## YOUR INSTRUCTIONS:
Look for the word "Administrative" in each line and report the count of matching lines, with nothing added.

Stored entries
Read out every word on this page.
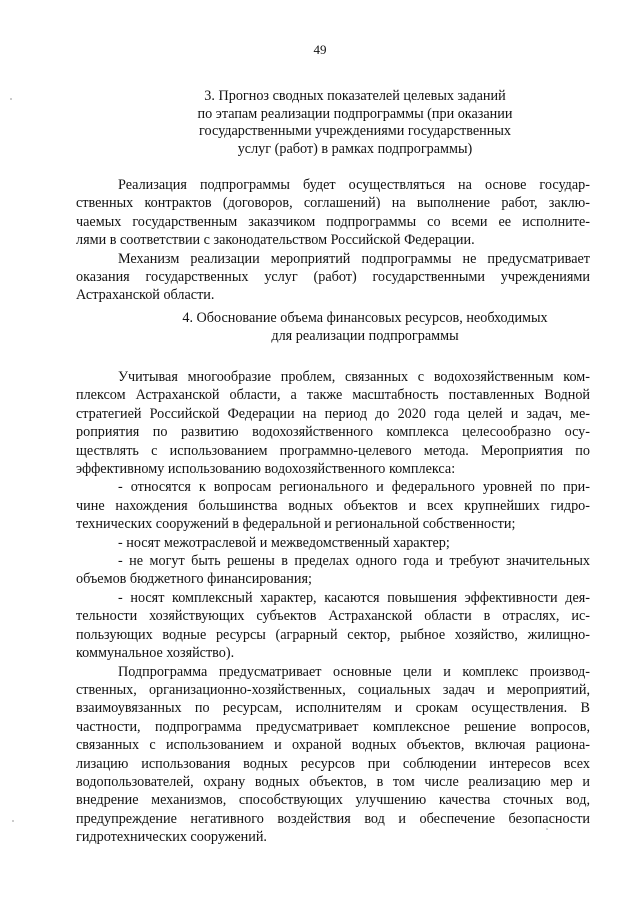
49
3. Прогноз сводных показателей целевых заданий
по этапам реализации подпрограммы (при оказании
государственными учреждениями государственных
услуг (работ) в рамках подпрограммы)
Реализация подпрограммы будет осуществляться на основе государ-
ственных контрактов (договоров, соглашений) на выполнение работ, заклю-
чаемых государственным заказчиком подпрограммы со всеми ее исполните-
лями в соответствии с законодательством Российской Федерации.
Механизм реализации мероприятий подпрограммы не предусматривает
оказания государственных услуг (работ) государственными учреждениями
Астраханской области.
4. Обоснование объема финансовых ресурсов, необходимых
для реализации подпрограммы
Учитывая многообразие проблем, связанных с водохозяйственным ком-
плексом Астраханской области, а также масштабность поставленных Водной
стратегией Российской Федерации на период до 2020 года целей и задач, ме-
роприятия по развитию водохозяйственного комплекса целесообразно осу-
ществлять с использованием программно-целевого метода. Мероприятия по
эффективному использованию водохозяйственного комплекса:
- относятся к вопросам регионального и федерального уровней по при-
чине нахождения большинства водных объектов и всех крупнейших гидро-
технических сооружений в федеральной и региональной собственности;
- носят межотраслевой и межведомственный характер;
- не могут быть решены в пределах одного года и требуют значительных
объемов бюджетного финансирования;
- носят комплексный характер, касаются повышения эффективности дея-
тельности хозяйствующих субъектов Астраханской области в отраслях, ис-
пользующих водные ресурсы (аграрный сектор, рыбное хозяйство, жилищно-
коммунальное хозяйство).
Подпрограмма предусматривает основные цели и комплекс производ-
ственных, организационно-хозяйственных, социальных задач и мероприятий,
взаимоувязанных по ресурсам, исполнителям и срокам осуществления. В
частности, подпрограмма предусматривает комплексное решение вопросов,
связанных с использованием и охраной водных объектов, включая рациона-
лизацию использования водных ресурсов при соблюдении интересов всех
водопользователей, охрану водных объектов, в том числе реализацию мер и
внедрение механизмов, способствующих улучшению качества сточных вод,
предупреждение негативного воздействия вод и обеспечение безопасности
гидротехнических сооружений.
==
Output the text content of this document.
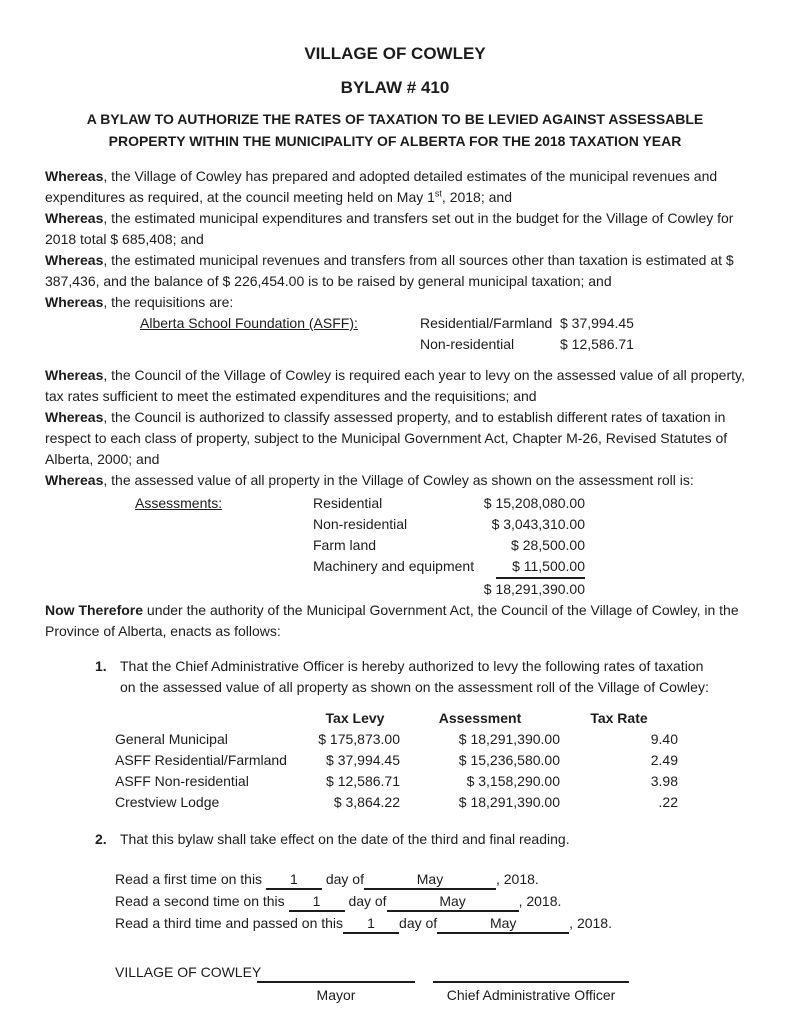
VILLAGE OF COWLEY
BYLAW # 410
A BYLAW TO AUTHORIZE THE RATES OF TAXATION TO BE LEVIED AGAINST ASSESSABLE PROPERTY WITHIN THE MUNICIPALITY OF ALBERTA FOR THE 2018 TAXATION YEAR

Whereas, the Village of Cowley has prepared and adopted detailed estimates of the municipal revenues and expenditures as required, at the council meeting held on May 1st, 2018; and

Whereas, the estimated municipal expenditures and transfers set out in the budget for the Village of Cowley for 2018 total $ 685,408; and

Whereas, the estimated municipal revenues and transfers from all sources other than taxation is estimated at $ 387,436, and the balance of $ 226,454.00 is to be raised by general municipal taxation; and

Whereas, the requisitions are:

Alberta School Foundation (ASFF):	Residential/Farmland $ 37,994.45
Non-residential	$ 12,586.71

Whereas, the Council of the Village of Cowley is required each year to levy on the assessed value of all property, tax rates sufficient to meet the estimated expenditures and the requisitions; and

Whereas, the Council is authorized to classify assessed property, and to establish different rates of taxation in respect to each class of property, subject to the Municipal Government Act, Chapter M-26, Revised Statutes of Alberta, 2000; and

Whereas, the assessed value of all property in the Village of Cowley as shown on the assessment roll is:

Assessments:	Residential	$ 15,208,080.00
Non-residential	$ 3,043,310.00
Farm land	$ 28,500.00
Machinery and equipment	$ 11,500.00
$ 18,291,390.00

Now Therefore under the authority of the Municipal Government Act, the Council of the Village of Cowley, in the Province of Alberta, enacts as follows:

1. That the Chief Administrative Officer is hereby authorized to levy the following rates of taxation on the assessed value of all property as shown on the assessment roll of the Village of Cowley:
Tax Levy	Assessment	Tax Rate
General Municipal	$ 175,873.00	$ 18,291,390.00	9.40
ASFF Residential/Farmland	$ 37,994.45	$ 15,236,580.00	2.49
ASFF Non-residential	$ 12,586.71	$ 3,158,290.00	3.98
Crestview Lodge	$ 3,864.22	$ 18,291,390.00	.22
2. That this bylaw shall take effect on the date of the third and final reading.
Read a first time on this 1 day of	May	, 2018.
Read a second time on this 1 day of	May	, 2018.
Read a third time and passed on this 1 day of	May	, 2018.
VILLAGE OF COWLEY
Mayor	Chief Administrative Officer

## FINAL RESULT:
2